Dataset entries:
+ + + + + + +
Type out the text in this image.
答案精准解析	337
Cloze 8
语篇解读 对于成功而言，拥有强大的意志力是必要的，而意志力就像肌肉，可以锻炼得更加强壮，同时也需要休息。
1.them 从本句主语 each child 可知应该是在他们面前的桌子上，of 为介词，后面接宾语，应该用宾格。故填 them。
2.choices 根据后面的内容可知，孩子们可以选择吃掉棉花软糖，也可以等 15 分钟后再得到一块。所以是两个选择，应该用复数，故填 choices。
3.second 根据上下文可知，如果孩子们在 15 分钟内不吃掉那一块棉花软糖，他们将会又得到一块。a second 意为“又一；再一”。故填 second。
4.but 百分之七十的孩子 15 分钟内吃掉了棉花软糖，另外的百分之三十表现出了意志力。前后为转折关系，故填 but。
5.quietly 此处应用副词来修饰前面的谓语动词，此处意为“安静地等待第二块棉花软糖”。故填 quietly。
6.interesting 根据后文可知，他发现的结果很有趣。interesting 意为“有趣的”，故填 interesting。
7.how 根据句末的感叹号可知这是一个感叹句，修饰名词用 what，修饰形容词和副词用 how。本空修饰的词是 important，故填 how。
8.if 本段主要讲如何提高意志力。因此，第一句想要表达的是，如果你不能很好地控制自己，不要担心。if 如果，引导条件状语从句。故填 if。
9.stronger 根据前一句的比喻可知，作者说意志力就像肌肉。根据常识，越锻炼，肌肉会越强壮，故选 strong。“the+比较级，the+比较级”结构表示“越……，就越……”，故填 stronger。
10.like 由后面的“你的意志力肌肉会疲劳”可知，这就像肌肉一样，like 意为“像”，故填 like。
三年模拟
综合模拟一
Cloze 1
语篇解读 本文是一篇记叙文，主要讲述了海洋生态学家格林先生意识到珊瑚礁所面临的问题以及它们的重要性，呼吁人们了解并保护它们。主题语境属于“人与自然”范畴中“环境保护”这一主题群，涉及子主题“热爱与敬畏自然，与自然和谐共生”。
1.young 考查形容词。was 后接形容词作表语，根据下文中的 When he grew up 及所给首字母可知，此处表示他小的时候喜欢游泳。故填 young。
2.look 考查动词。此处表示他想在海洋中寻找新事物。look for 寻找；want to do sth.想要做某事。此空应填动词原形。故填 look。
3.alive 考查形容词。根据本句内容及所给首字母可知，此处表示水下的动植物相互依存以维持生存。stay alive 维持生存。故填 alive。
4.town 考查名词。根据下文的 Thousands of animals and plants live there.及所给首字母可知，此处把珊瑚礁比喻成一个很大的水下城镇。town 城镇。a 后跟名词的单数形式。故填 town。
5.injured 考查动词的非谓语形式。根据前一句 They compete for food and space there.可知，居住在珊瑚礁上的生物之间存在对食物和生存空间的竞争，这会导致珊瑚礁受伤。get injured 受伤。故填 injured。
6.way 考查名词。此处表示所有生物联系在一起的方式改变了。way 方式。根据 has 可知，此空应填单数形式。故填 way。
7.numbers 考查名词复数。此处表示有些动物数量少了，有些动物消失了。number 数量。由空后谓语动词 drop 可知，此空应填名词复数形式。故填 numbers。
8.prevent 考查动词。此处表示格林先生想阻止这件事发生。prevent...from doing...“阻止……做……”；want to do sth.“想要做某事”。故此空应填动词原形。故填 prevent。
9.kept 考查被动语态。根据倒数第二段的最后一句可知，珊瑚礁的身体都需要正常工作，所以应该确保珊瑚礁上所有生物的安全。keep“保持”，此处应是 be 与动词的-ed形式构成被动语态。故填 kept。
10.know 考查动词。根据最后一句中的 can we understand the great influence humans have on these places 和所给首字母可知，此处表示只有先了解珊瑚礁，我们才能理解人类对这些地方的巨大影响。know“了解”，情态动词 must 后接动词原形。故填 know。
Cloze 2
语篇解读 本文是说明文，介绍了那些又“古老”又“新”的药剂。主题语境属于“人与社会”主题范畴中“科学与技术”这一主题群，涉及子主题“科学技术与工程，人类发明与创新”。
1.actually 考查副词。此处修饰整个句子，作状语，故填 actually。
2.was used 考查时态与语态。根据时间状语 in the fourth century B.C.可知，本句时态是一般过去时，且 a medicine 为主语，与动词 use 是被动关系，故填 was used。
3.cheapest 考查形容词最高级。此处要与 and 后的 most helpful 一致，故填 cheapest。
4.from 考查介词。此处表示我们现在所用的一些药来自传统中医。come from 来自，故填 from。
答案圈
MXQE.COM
+ + + + + + +
What is being asked: List the lines that contain the word "want".

Exercise output:
2.look 考查动词。此处表示他想在海洋中寻找新事物。look for 寻找；want to do sth.想要做某事。此空应填动词原形。故填 look。
8.prevent 考查动词。此处表示格林先生想阻止这件事发生。prevent...from doing...“阻止……做……”；want to do sth.“想要做某事”。故此空应填动词原形。故填 prevent。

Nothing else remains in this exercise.